● Stated problem:
Check each line of the records below for the word "text" and copy those where it appears.

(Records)
===

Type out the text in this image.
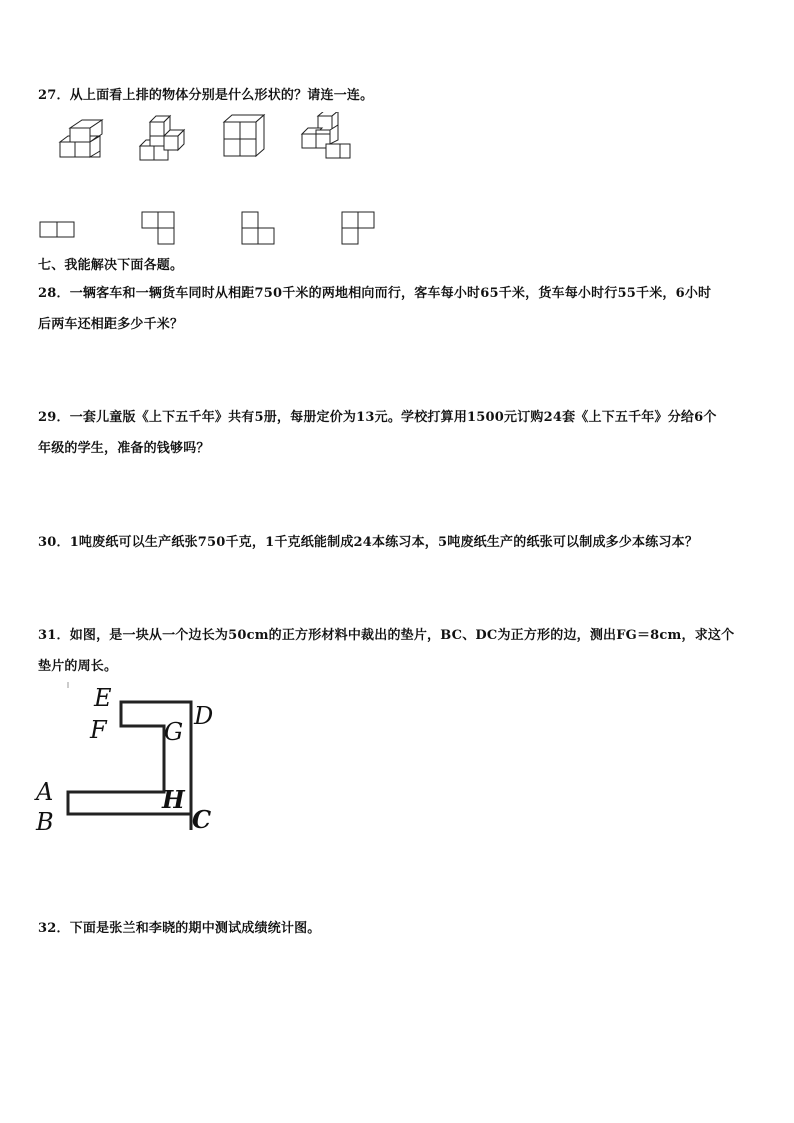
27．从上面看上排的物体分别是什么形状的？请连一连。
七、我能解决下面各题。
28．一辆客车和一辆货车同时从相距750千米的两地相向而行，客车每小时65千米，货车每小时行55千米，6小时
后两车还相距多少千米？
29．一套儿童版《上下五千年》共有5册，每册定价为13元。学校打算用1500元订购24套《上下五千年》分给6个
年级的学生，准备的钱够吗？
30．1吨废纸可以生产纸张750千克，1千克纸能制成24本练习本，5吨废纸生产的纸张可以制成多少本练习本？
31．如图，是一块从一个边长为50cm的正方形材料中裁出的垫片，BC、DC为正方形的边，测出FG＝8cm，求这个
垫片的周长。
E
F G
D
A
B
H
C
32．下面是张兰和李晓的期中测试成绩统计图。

===

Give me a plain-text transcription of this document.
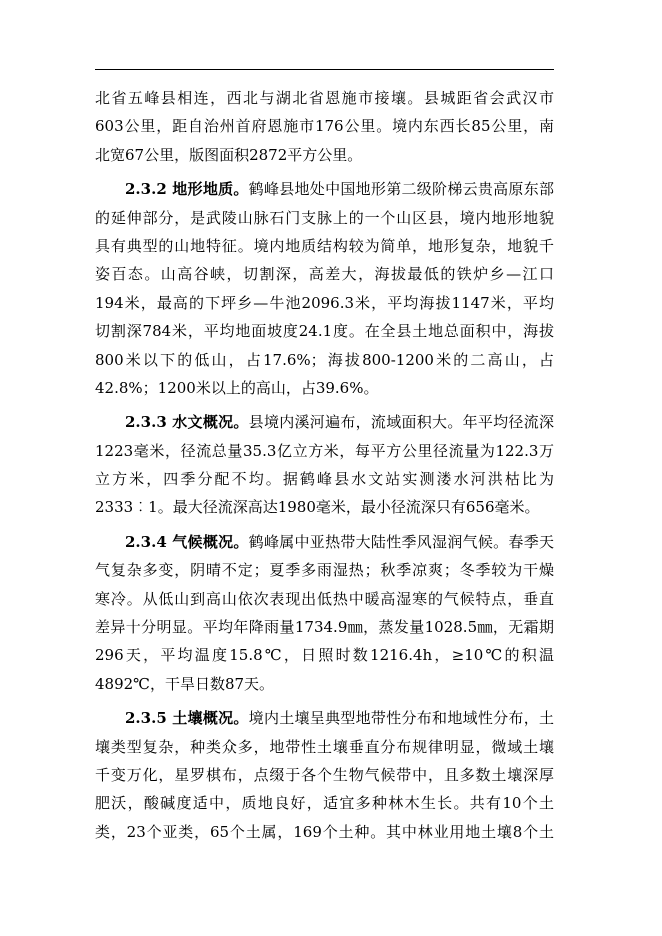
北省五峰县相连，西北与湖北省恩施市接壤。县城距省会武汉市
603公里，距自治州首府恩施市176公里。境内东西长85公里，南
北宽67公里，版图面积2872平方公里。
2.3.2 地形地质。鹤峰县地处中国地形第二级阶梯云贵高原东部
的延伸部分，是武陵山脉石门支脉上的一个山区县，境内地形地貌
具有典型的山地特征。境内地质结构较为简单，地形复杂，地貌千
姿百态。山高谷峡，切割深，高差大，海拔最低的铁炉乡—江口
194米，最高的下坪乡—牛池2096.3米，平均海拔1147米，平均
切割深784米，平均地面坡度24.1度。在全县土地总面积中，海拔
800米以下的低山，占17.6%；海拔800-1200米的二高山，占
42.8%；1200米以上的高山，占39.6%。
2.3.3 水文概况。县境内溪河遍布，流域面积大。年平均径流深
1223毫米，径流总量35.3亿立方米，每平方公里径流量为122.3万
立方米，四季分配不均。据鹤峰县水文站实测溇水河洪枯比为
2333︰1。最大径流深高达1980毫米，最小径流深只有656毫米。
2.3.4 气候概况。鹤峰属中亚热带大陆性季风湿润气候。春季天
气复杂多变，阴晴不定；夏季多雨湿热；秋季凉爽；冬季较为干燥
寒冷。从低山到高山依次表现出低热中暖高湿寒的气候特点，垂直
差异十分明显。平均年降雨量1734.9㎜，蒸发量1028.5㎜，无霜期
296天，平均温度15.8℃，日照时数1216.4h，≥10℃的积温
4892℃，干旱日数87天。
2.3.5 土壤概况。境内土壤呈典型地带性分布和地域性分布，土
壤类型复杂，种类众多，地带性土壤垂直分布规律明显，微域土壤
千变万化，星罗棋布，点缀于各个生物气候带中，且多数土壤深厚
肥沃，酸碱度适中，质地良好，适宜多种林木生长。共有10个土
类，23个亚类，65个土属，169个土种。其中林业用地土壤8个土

===

● Complete output:
Type out the text in this image.
Give me a plain-text transcription of this document.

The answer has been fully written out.